STATED TASK
Scan the data for "него" and copy the lines it appears in.

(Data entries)
● ● ● ●

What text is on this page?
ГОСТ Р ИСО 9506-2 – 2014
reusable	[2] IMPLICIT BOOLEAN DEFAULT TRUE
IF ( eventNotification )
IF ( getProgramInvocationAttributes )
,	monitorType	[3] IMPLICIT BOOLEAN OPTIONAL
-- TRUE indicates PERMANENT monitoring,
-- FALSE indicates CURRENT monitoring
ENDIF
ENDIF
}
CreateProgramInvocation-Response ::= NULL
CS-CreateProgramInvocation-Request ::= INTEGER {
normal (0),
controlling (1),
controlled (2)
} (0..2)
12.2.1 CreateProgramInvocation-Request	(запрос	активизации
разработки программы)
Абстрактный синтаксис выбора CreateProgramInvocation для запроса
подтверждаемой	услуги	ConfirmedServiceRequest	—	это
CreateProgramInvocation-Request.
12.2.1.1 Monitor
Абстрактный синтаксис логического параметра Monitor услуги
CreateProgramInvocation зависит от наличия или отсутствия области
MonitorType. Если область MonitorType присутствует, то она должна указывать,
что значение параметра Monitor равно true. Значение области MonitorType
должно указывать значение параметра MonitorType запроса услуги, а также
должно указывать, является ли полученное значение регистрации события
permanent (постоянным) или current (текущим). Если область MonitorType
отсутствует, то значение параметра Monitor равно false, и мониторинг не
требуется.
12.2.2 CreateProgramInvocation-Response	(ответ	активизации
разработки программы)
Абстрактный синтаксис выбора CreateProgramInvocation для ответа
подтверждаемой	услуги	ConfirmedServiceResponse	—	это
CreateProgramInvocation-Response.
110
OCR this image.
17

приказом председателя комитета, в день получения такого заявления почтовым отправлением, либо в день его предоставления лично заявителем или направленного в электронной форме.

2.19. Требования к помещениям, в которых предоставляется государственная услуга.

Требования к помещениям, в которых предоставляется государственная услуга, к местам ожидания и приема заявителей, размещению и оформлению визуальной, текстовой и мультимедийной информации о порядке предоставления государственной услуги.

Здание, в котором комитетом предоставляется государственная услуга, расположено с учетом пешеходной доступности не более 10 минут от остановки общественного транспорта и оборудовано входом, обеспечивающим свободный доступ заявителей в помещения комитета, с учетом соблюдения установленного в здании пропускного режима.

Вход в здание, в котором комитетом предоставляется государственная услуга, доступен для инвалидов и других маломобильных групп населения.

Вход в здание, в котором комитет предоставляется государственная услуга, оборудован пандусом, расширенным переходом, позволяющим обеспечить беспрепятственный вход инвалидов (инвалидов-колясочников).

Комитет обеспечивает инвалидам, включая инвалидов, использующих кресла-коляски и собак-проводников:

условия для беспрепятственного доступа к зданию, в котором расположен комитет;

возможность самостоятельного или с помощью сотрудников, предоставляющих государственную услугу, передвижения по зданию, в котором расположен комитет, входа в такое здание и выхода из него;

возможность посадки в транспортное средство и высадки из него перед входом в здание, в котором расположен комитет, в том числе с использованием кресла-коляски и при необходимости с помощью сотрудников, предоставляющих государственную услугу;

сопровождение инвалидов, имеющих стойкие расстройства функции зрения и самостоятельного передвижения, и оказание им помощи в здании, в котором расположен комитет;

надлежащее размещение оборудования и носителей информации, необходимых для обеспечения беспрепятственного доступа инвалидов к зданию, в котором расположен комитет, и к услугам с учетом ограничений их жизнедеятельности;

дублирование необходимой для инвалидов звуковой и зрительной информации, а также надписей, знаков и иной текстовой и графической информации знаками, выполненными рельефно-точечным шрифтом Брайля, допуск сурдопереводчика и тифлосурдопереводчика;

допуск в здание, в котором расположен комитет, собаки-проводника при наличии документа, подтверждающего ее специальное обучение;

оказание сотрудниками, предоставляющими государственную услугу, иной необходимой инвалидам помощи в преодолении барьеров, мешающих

● ● ● ●

SOLUTION TO THIS TASK
возможность самостоятельного или с помощью сотрудников, предоставляющих государственную услугу, передвижения по зданию, в котором расположен комитет, входа в такое здание и выхода из него;
возможность посадки в транспортное средство и высадки из него перед входом в здание, в котором расположен комитет, в том числе с использованием кресла-коляски и при необходимости с помощью сотрудников, предоставляющих государственную услугу;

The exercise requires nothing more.